Task to complete >> Copy out every record below exactly as written, but leave out any pictures.

Dataset records:
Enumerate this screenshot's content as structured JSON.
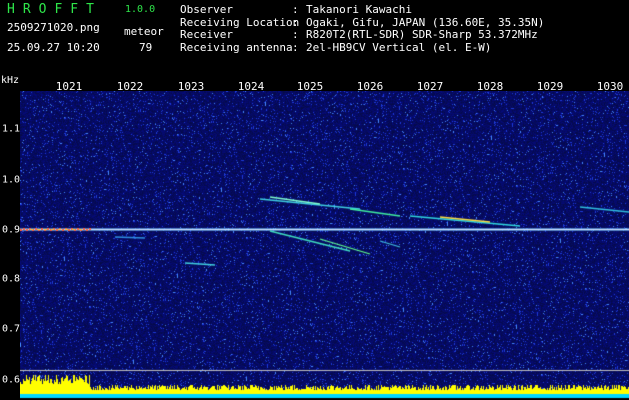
{
  "app": {
    "logo": "HROFFT",
    "version": "1.0.0"
  },
  "file": {
    "name": "2509271020.png",
    "datetime": "25.09.27 10:20"
  },
  "meteor": {
    "label": "meteor",
    "count": "79"
  },
  "info": [
    {
      "key": "Observer",
      "sep": ":",
      "value": "Takanori Kawachi"
    },
    {
      "key": "Receiving Location",
      "sep": ":",
      "value": "Ogaki, Gifu, JAPAN (136.60E, 35.35N)"
    },
    {
      "key": "Receiver",
      "sep": ":",
      "value": "R820T2(RTL-SDR) SDR-Sharp 53.372MHz"
    },
    {
      "key": "Receiving antenna",
      "sep": ":",
      "value": "2el-HB9CV Vertical (el. E-W)"
    }
  ],
  "axis": {
    "unit": "kHz",
    "time_ticks": [
      "1021",
      "1022",
      "1023",
      "1024",
      "1025",
      "1026",
      "1027",
      "1028",
      "1029",
      "1030"
    ],
    "freq_ticks": [
      "1.1",
      "1.0",
      "0.9",
      "0.8",
      "0.7",
      "0.6"
    ]
  },
  "colors": {
    "logo": "#2ee64a",
    "background": "#000000",
    "noise": "#1a2bd0",
    "carrier": "#dfe8ff",
    "bar_yellow": "#ffff00",
    "bar_cyan": "#00d8ff"
  }
}
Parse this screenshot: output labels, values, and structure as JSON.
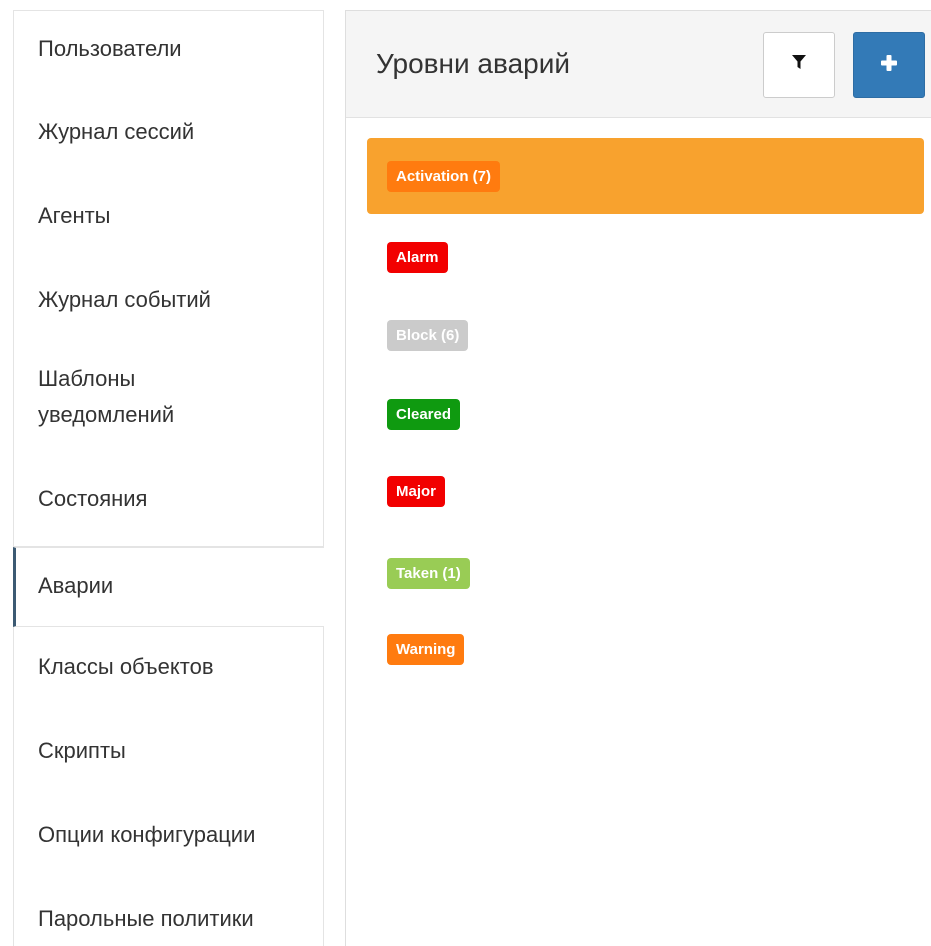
{
  "sidebar": {
    "items": [
      {
        "label": "Пользователи"
      },
      {
        "label": "Журнал сессий"
      },
      {
        "label": "Агенты"
      },
      {
        "label": "Журнал событий"
      },
      {
        "label": "Шаблоны уведомлений"
      },
      {
        "label": "Состояния"
      },
      {
        "label": "Аварии",
        "active": true
      },
      {
        "label": "Классы объектов"
      },
      {
        "label": "Скрипты"
      },
      {
        "label": "Опции конфигурации"
      },
      {
        "label": "Парольные политики"
      }
    ]
  },
  "header": {
    "title": "Уровни аварий",
    "filter_icon": "filter-icon",
    "add_icon": "plus-icon"
  },
  "levels": [
    {
      "label": "Activation (7)",
      "color": "#ff7b0f",
      "selected": true
    },
    {
      "label": "Alarm",
      "color": "#f20000"
    },
    {
      "label": "Block (6)",
      "color": "#cbcbcb"
    },
    {
      "label": "Cleared",
      "color": "#0f9a10"
    },
    {
      "label": "Major",
      "color": "#f20000"
    },
    {
      "label": "Taken (1)",
      "color": "#99cc55"
    },
    {
      "label": "Warning",
      "color": "#ff7b0f"
    }
  ],
  "colors": {
    "selected_row": "#f8a22e",
    "primary_button": "#337ab7",
    "active_sidebar_border": "#3c5a73"
  }
}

Answer for this exercise >>
Enumerate this screenshot's content as structured JSON.
{
  "app": {
    "logo": "HROFFT",
    "version": "1.0.0"
  },
  "file": {
    "name": "2509271020.png",
    "datetime": "25.09.27 10:20"
  },
  "meteor": {
    "label": "meteor",
    "count": "79"
  },
  "info": [
    {
      "key": "Observer",
      "sep": ":",
      "value": "Takanori Kawachi"
    },
    {
      "key": "Receiving Location",
      "sep": ":",
      "value": "Ogaki, Gifu, JAPAN (136.60E, 35.35N)"
    },
    {
      "key": "Receiver",
      "sep": ":",
      "value": "R820T2(RTL-SDR) SDR-Sharp 53.372MHz"
    },
    {
      "key": "Receiving antenna",
      "sep": ":",
      "value": "2el-HB9CV Vertical (el. E-W)"
    }
  ],
  "axis": {
    "unit": "kHz",
    "time_ticks": [
      "1021",
      "1022",
      "1023",
      "1024",
      "1025",
      "1026",
      "1027",
      "1028",
      "1029",
      "1030"
    ],
    "freq_ticks": [
      "1.1",
      "1.0",
      "0.9",
      "0.8",
      "0.7",
      "0.6"
    ]
  },
  "colors": {
    "logo": "#2ee64a",
    "background": "#000000",
    "noise": "#1a2bd0",
    "carrier": "#dfe8ff",
    "bar_yellow": "#ffff00",
    "bar_cyan": "#00d8ff"
  }
}
Parse this screenshot: output labels, values, and structure as JSON.
{
  "sidebar": {
    "items": [
      {
        "label": "Пользователи"
      },
      {
        "label": "Журнал сессий"
      },
      {
        "label": "Агенты"
      },
      {
        "label": "Журнал событий"
      },
      {
        "label": "Шаблоны уведомлений"
      },
      {
        "label": "Состояния"
      },
      {
        "label": "Аварии",
        "active": true
      },
      {
        "label": "Классы объектов"
      },
      {
        "label": "Скрипты"
      },
      {
        "label": "Опции конфигурации"
      },
      {
        "label": "Парольные политики"
      }
    ]
  },
  "header": {
    "title": "Уровни аварий",
    "filter_icon": "filter-icon",
    "add_icon": "plus-icon"
  },
  "levels": [
    {
      "label": "Activation (7)",
      "color": "#ff7b0f",
      "selected": true
    },
    {
      "label": "Alarm",
      "color": "#f20000"
    },
    {
      "label": "Block (6)",
      "color": "#cbcbcb"
    },
    {
      "label": "Cleared",
      "color": "#0f9a10"
    },
    {
      "label": "Major",
      "color": "#f20000"
    },
    {
      "label": "Taken (1)",
      "color": "#99cc55"
    },
    {
      "label": "Warning",
      "color": "#ff7b0f"
    }
  ],
  "colors": {
    "selected_row": "#f8a22e",
    "primary_button": "#337ab7",
    "active_sidebar_border": "#3c5a73"
  }
}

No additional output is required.